** Begin **
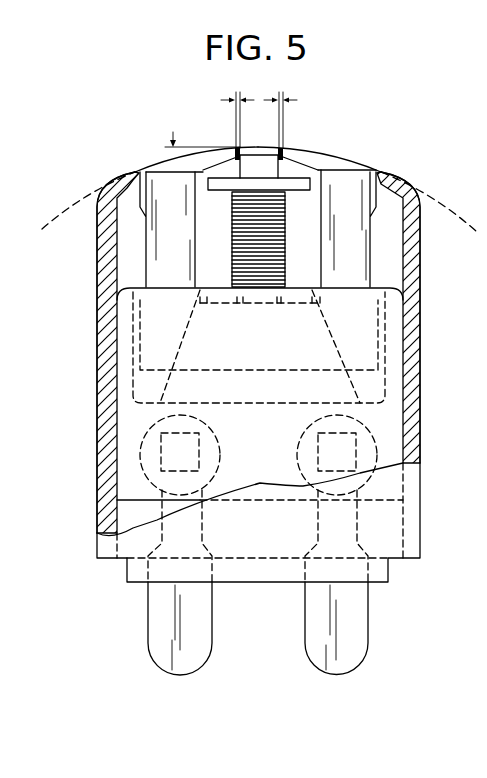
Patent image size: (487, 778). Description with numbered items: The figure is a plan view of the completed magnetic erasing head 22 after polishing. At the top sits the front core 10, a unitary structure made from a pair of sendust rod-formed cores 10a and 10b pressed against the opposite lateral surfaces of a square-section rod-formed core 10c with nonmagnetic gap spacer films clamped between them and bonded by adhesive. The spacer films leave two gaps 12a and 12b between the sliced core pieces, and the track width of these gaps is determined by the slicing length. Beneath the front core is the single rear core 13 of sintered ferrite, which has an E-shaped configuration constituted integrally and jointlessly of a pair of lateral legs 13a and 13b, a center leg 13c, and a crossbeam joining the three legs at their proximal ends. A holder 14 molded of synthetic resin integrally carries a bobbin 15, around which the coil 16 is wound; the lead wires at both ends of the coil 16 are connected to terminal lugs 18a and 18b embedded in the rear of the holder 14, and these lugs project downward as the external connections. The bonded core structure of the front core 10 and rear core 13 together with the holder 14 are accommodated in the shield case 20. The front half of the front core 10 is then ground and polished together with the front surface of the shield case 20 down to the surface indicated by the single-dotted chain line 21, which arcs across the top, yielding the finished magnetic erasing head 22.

The front core 10 is at (362, 160).
The rod-formed core 10a is at (328, 156).
The rod-formed core 10b is at (160, 161).
The rod-formed core with square cross-section 10c is at (262, 150).
The gap 12a is at (283, 156).
The gap 12b is at (235, 151).
The rear core 13 is at (391, 248).
The leg 13a is at (371, 204).
The leg 13b is at (143, 230).
The center leg 13c is at (240, 176).
The holder 14 is at (397, 344).
The bobbin 15 is at (292, 187).
The coil 16 is at (284, 247).
The terminal lug 18a is at (363, 623).
The terminal lug 18b is at (148, 637).
The shield case 20 is at (98, 289).
The single-dotted chain line 21 is at (57, 215).
The magnetic erasing head 22 is at (447, 127).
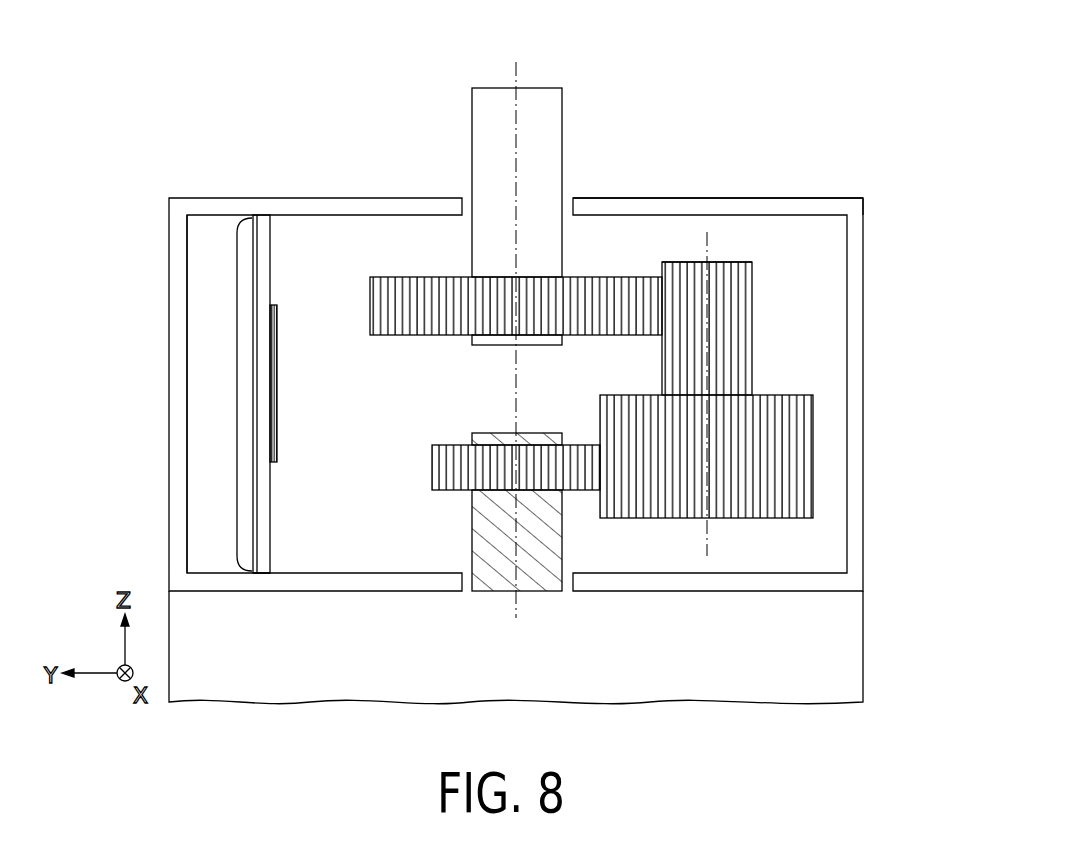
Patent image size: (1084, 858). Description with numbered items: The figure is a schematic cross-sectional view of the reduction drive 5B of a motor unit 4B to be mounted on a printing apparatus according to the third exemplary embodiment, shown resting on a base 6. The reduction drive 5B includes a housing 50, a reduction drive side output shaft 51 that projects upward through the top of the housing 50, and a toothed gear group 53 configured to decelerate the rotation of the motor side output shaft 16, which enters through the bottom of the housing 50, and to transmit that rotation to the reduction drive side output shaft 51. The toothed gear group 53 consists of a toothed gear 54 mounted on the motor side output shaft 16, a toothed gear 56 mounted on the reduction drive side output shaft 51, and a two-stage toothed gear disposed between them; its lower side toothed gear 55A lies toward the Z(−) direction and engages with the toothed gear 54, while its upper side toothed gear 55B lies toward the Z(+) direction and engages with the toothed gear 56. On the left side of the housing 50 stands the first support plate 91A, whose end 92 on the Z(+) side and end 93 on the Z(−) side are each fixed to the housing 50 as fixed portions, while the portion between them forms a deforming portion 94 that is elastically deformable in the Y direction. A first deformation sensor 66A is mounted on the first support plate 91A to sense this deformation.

The motor unit 4B is at (852, 174).
The reduction drive 5B is at (858, 252).
The base 6 is at (863, 645).
The motor side output shaft 16 is at (472, 508).
The housing 50 is at (652, 205).
The reduction drive side output shaft 51 is at (472, 120).
The toothed gear group 53 is at (752, 240).
The toothed gear 54 is at (432, 463).
The lower side toothed gear 55A is at (813, 462).
The upper side toothed gear 55B is at (752, 342).
The toothed gear 56 is at (370, 283).
The first deformation sensor 66A is at (277, 398).
The first support plate 91A is at (187, 403).
The end 92 is at (263, 212).
The end 93 is at (263, 573).
The deforming portion 94 is at (224, 396).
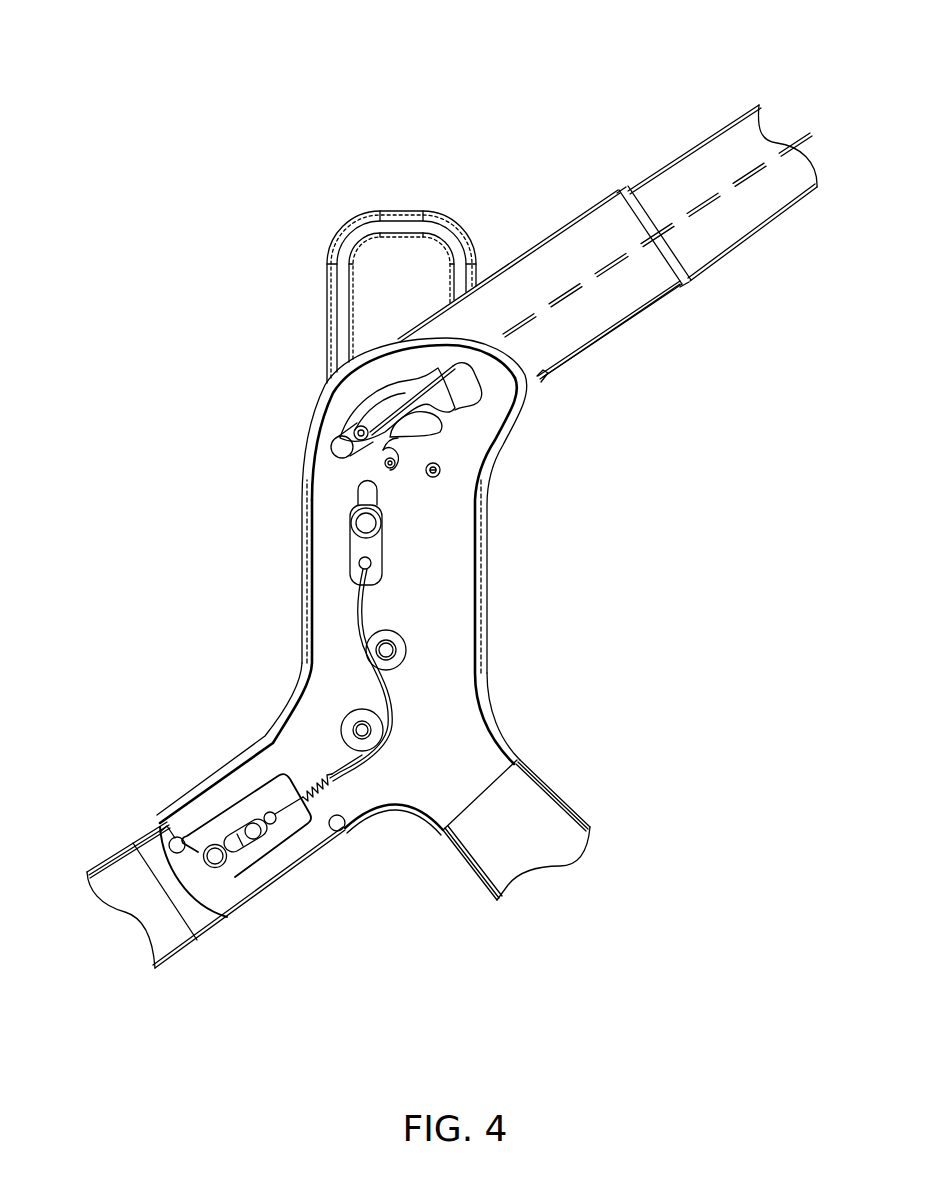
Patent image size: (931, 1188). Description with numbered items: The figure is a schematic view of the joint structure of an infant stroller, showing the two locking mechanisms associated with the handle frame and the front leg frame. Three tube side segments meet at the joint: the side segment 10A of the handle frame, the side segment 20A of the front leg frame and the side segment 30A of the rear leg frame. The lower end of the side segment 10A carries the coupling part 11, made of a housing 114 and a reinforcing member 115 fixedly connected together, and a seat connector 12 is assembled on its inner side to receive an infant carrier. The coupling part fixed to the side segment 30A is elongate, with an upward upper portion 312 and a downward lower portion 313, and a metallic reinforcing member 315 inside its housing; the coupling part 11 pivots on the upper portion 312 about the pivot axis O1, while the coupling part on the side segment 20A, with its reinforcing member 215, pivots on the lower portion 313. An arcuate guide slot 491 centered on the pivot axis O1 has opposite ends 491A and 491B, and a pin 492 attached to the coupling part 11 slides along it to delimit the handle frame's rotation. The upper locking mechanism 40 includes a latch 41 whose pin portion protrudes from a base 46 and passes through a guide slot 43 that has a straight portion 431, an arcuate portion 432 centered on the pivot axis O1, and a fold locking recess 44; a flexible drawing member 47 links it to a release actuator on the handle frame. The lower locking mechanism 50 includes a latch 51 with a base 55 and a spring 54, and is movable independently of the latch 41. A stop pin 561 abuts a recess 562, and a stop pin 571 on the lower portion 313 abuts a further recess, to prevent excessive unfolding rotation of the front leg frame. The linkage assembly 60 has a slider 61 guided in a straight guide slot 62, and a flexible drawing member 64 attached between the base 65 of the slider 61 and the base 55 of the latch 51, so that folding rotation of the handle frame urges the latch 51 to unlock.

The side segment 10A is at (607, 219).
The coupling part 11 is at (723, 328).
The housing 114 is at (557, 337).
The reinforcing member 115 is at (560, 376).
The flexible drawing member 47 is at (670, 228).
The seat connector 12 is at (403, 268).
The upper locking mechanism 40 is at (389, 659).
The upper portion 312 is at (372, 383).
The reinforcing member 315 is at (457, 680).
The lower portion 313 is at (247, 790).
The reinforcing member 215 is at (207, 893).
The spring 54 is at (383, 818).
The side segment 20A is at (148, 915).
The side segment 30A is at (540, 830).
The fold locking recess 44 is at (445, 367).
The guide slot 43 is at (210, 363).
The arcuate portion 432 is at (378, 404).
The straight portion 431 is at (351, 433).
The latch 41 is at (331, 449).
The end of guide slot 491B is at (440, 424).
The base 46 is at (394, 439).
The arcuate guide slot 491 is at (385, 465).
The pin 492 is at (382, 452).
The end of guide slot 491A is at (405, 473).
The pivot axis O1 is at (440, 471).
The linkage assembly 60 is at (409, 638).
The slider 61 is at (352, 527).
The guide slot 62 is at (373, 495).
The base 65 is at (362, 563).
The flexible drawing member 64 is at (387, 697).
The lower locking mechanism 50 is at (222, 808).
The base 55 is at (275, 792).
The latch 51 is at (208, 842).
The recess 562 is at (171, 839).
The stop pin 561 is at (162, 832).
The stop pin 571 is at (340, 830).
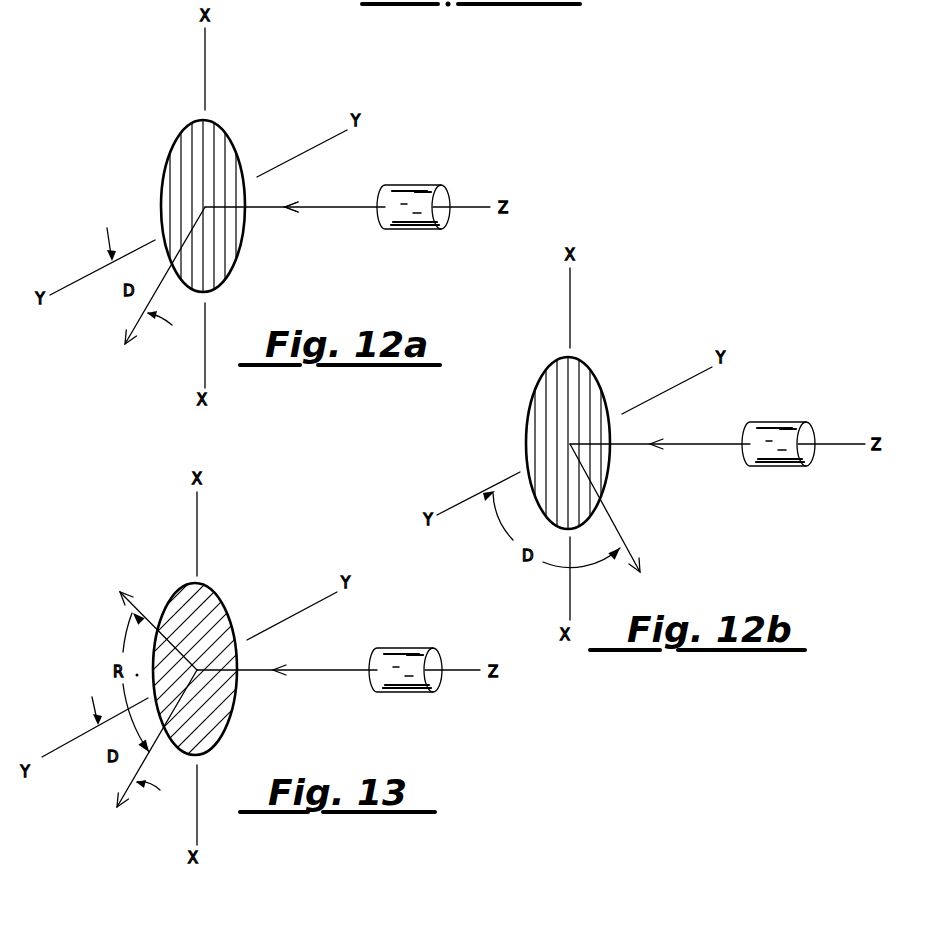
** End **
Your instructions: Gather every line of the listing that contains the string "shaft", treating uppercase and lowercase letters as different.

Exercise response:
Patent image size: (1084, 858). Description with numbered items: The figure is a schematic cross-sectional view of the reduction drive 5B of a motor unit 4B to be mounted on a printing apparatus according to the third exemplary embodiment, shown resting on a base 6. The reduction drive 5B includes a housing 50, a reduction drive side output shaft 51 that projects upward through the top of the housing 50, and a toothed gear group 53 configured to decelerate the rotation of the motor side output shaft 16, which enters through the bottom of the housing 50, and to transmit that rotation to the reduction drive side output shaft 51. The toothed gear group 53 consists of a toothed gear 54 mounted on the motor side output shaft 16, a toothed gear 56 mounted on the reduction drive side output shaft 51, and a two-stage toothed gear disposed between them; its lower side toothed gear 55A lies toward the Z(−) direction and engages with the toothed gear 54, while its upper side toothed gear 55B lies toward the Z(+) direction and engages with the toothed gear 56. On the left side of the housing 50 stands the first support plate 91A, whose end 92 on the Z(+) side and end 93 on the Z(−) side are each fixed to the housing 50 as fixed portions, while the portion between them forms a deforming portion 94 that is elastically deformable in the Y direction. A first deformation sensor 66A is mounted on the first support plate 91A to sense this deformation.
The motor side output shaft 16 is at (472, 508).
The reduction drive side output shaft 51 is at (472, 120).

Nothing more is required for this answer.